*** DATA PROVIDED

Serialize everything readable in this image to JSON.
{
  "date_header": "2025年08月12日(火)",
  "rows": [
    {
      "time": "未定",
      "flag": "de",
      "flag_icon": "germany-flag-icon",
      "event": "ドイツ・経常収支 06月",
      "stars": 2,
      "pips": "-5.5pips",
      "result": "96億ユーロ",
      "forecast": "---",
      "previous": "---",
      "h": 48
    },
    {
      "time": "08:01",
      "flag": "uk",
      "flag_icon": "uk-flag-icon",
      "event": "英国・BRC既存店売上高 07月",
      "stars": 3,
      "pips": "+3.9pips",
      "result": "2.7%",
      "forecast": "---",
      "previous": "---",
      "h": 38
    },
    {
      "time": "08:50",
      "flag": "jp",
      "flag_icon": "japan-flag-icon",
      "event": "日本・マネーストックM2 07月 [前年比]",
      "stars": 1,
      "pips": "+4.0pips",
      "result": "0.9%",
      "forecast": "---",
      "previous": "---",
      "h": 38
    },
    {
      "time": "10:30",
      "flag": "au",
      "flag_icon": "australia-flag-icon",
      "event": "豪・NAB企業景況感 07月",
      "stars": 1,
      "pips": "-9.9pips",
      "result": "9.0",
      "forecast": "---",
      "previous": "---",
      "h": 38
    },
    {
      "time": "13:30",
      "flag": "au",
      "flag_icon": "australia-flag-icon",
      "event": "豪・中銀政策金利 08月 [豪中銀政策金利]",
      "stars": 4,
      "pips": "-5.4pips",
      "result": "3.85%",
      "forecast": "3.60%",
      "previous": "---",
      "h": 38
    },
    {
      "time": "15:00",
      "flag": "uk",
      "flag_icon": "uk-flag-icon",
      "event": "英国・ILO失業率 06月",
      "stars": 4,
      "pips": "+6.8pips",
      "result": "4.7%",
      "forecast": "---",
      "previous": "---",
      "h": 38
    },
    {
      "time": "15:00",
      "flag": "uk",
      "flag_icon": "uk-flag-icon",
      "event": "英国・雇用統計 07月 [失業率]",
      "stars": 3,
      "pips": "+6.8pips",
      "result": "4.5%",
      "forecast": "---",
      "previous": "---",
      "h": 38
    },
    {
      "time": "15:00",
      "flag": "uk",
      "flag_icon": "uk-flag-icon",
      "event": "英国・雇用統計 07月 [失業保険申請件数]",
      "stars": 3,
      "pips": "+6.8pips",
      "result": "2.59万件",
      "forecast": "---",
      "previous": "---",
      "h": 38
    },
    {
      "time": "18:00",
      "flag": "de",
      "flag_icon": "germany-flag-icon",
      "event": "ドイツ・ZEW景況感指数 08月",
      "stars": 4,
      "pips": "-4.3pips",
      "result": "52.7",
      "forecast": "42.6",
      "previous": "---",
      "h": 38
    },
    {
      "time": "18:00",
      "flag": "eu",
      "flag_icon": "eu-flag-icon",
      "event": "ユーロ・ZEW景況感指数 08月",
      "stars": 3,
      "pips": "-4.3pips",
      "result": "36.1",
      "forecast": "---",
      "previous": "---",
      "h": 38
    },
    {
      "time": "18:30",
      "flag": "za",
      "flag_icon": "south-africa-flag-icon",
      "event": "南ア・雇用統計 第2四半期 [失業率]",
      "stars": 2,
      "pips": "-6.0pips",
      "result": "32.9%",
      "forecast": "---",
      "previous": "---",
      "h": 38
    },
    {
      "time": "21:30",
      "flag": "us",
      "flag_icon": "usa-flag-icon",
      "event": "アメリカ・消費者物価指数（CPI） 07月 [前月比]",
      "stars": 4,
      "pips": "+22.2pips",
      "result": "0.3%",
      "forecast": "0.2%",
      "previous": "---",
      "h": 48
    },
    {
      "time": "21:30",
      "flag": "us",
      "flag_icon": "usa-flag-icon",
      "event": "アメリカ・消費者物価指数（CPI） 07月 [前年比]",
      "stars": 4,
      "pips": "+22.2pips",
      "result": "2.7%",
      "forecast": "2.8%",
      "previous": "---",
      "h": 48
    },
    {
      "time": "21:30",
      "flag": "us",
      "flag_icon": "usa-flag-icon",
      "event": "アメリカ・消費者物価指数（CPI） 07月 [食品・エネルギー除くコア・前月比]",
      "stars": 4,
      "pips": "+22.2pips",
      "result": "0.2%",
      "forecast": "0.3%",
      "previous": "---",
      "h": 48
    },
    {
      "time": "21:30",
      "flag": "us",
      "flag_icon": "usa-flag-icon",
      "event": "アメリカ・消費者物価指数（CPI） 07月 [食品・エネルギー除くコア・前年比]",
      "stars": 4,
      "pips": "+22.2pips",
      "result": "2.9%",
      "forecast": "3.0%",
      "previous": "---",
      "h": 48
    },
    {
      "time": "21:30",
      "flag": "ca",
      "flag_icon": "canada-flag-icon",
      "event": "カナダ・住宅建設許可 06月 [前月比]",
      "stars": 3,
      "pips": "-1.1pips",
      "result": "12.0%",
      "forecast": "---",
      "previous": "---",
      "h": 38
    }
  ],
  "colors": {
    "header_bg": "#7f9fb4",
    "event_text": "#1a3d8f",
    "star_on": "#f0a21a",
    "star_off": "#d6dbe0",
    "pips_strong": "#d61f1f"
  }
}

******

_STATED GOAL_: Return every record, word for word.

_ANSWER FOR THIS EXERCISE_:
Serialize everything readable in this image to JSON.
{
  "date_header": "2025年08月12日(火)",
  "rows": [
    {
      "time": "未定",
      "flag": "de",
      "flag_icon": "germany-flag-icon",
      "event": "ドイツ・経常収支 06月",
      "stars": 2,
      "pips": "-5.5pips",
      "result": "96億ユーロ",
      "forecast": "---",
      "previous": "---",
      "h": 48
    },
    {
      "time": "08:01",
      "flag": "uk",
      "flag_icon": "uk-flag-icon",
      "event": "英国・BRC既存店売上高 07月",
      "stars": 3,
      "pips": "+3.9pips",
      "result": "2.7%",
      "forecast": "---",
      "previous": "---",
      "h": 38
    },
    {
      "time": "08:50",
      "flag": "jp",
      "flag_icon": "japan-flag-icon",
      "event": "日本・マネーストックM2 07月 [前年比]",
      "stars": 1,
      "pips": "+4.0pips",
      "result": "0.9%",
      "forecast": "---",
      "previous": "---",
      "h": 38
    },
    {
      "time": "10:30",
      "flag": "au",
      "flag_icon": "australia-flag-icon",
      "event": "豪・NAB企業景況感 07月",
      "stars": 1,
      "pips": "-9.9pips",
      "result": "9.0",
      "forecast": "---",
      "previous": "---",
      "h": 38
    },
    {
      "time": "13:30",
      "flag": "au",
      "flag_icon": "australia-flag-icon",
      "event": "豪・中銀政策金利 08月 [豪中銀政策金利]",
      "stars": 4,
      "pips": "-5.4pips",
      "result": "3.85%",
      "forecast": "3.60%",
      "previous": "---",
      "h": 38
    },
    {
      "time": "15:00",
      "flag": "uk",
      "flag_icon": "uk-flag-icon",
      "event": "英国・ILO失業率 06月",
      "stars": 4,
      "pips": "+6.8pips",
      "result": "4.7%",
      "forecast": "---",
      "previous": "---",
      "h": 38
    },
    {
      "time": "15:00",
      "flag": "uk",
      "flag_icon": "uk-flag-icon",
      "event": "英国・雇用統計 07月 [失業率]",
      "stars": 3,
      "pips": "+6.8pips",
      "result": "4.5%",
      "forecast": "---",
      "previous": "---",
      "h": 38
    },
    {
      "time": "15:00",
      "flag": "uk",
      "flag_icon": "uk-flag-icon",
      "event": "英国・雇用統計 07月 [失業保険申請件数]",
      "stars": 3,
      "pips": "+6.8pips",
      "result": "2.59万件",
      "forecast": "---",
      "previous": "---",
      "h": 38
    },
    {
      "time": "18:00",
      "flag": "de",
      "flag_icon": "germany-flag-icon",
      "event": "ドイツ・ZEW景況感指数 08月",
      "stars": 4,
      "pips": "-4.3pips",
      "result": "52.7",
      "forecast": "42.6",
      "previous": "---",
      "h": 38
    },
    {
      "time": "18:00",
      "flag": "eu",
      "flag_icon": "eu-flag-icon",
      "event": "ユーロ・ZEW景況感指数 08月",
      "stars": 3,
      "pips": "-4.3pips",
      "result": "36.1",
      "forecast": "---",
      "previous": "---",
      "h": 38
    },
    {
      "time": "18:30",
      "flag": "za",
      "flag_icon": "south-africa-flag-icon",
      "event": "南ア・雇用統計 第2四半期 [失業率]",
      "stars": 2,
      "pips": "-6.0pips",
      "result": "32.9%",
      "forecast": "---",
      "previous": "---",
      "h": 38
    },
    {
      "time": "21:30",
      "flag": "us",
      "flag_icon": "usa-flag-icon",
      "event": "アメリカ・消費者物価指数（CPI） 07月 [前月比]",
      "stars": 4,
      "pips": "+22.2pips",
      "result": "0.3%",
      "forecast": "0.2%",
      "previous": "---",
      "h": 48
    },
    {
      "time": "21:30",
      "flag": "us",
      "flag_icon": "usa-flag-icon",
      "event": "アメリカ・消費者物価指数（CPI） 07月 [前年比]",
      "stars": 4,
      "pips": "+22.2pips",
      "result": "2.7%",
      "forecast": "2.8%",
      "previous": "---",
      "h": 48
    },
    {
      "time": "21:30",
      "flag": "us",
      "flag_icon": "usa-flag-icon",
      "event": "アメリカ・消費者物価指数（CPI） 07月 [食品・エネルギー除くコア・前月比]",
      "stars": 4,
      "pips": "+22.2pips",
      "result": "0.2%",
      "forecast": "0.3%",
      "previous": "---",
      "h": 48
    },
    {
      "time": "21:30",
      "flag": "us",
      "flag_icon": "usa-flag-icon",
      "event": "アメリカ・消費者物価指数（CPI） 07月 [食品・エネルギー除くコア・前年比]",
      "stars": 4,
      "pips": "+22.2pips",
      "result": "2.9%",
      "forecast": "3.0%",
      "previous": "---",
      "h": 48
    },
    {
      "time": "21:30",
      "flag": "ca",
      "flag_icon": "canada-flag-icon",
      "event": "カナダ・住宅建設許可 06月 [前月比]",
      "stars": 3,
      "pips": "-1.1pips",
      "result": "12.0%",
      "forecast": "---",
      "previous": "---",
      "h": 38
    }
  ],
  "colors": {
    "header_bg": "#7f9fb4",
    "event_text": "#1a3d8f",
    "star_on": "#f0a21a",
    "star_off": "#d6dbe0",
    "pips_strong": "#d61f1f"
  }
}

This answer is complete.